**Instructions for the task:** Reproduce all entries verbatim, with nothing added or dropped.

**Given data:**
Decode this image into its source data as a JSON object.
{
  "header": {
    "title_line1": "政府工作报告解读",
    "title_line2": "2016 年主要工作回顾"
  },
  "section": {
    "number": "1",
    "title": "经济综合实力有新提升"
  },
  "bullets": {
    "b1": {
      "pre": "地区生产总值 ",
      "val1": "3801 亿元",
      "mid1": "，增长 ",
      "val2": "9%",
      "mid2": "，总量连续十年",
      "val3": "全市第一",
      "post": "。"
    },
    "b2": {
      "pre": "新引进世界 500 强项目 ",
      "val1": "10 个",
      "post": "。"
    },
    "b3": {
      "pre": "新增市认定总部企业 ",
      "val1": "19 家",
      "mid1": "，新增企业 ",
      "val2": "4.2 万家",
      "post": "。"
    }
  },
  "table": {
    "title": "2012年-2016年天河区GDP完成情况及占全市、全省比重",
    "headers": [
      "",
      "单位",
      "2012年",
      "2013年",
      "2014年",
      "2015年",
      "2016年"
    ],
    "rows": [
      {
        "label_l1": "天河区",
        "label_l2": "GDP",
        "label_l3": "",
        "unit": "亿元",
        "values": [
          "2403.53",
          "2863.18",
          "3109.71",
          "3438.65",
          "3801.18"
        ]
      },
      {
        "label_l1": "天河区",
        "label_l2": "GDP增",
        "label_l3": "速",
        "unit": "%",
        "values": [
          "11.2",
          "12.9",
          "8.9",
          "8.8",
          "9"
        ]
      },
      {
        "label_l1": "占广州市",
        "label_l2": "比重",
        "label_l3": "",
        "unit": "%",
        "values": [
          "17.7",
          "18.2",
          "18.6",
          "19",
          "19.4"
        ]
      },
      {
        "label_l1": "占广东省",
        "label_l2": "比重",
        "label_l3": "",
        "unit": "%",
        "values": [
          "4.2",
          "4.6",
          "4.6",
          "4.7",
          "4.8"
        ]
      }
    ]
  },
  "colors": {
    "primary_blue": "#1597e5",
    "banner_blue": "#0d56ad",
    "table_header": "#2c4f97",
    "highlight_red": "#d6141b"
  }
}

**Correct result:**
Decode this image into its source data as a JSON object.
{
  "header": {
    "title_line1": "政府工作报告解读",
    "title_line2": "2016 年主要工作回顾"
  },
  "section": {
    "number": "1",
    "title": "经济综合实力有新提升"
  },
  "bullets": {
    "b1": {
      "pre": "地区生产总值 ",
      "val1": "3801 亿元",
      "mid1": "，增长 ",
      "val2": "9%",
      "mid2": "，总量连续十年",
      "val3": "全市第一",
      "post": "。"
    },
    "b2": {
      "pre": "新引进世界 500 强项目 ",
      "val1": "10 个",
      "post": "。"
    },
    "b3": {
      "pre": "新增市认定总部企业 ",
      "val1": "19 家",
      "mid1": "，新增企业 ",
      "val2": "4.2 万家",
      "post": "。"
    }
  },
  "table": {
    "title": "2012年-2016年天河区GDP完成情况及占全市、全省比重",
    "headers": [
      "",
      "单位",
      "2012年",
      "2013年",
      "2014年",
      "2015年",
      "2016年"
    ],
    "rows": [
      {
        "label_l1": "天河区",
        "label_l2": "GDP",
        "label_l3": "",
        "unit": "亿元",
        "values": [
          "2403.53",
          "2863.18",
          "3109.71",
          "3438.65",
          "3801.18"
        ]
      },
      {
        "label_l1": "天河区",
        "label_l2": "GDP增",
        "label_l3": "速",
        "unit": "%",
        "values": [
          "11.2",
          "12.9",
          "8.9",
          "8.8",
          "9"
        ]
      },
      {
        "label_l1": "占广州市",
        "label_l2": "比重",
        "label_l3": "",
        "unit": "%",
        "values": [
          "17.7",
          "18.2",
          "18.6",
          "19",
          "19.4"
        ]
      },
      {
        "label_l1": "占广东省",
        "label_l2": "比重",
        "label_l3": "",
        "unit": "%",
        "values": [
          "4.2",
          "4.6",
          "4.6",
          "4.7",
          "4.8"
        ]
      }
    ]
  },
  "colors": {
    "primary_blue": "#1597e5",
    "banner_blue": "#0d56ad",
    "table_header": "#2c4f97",
    "highlight_red": "#d6141b"
  }
}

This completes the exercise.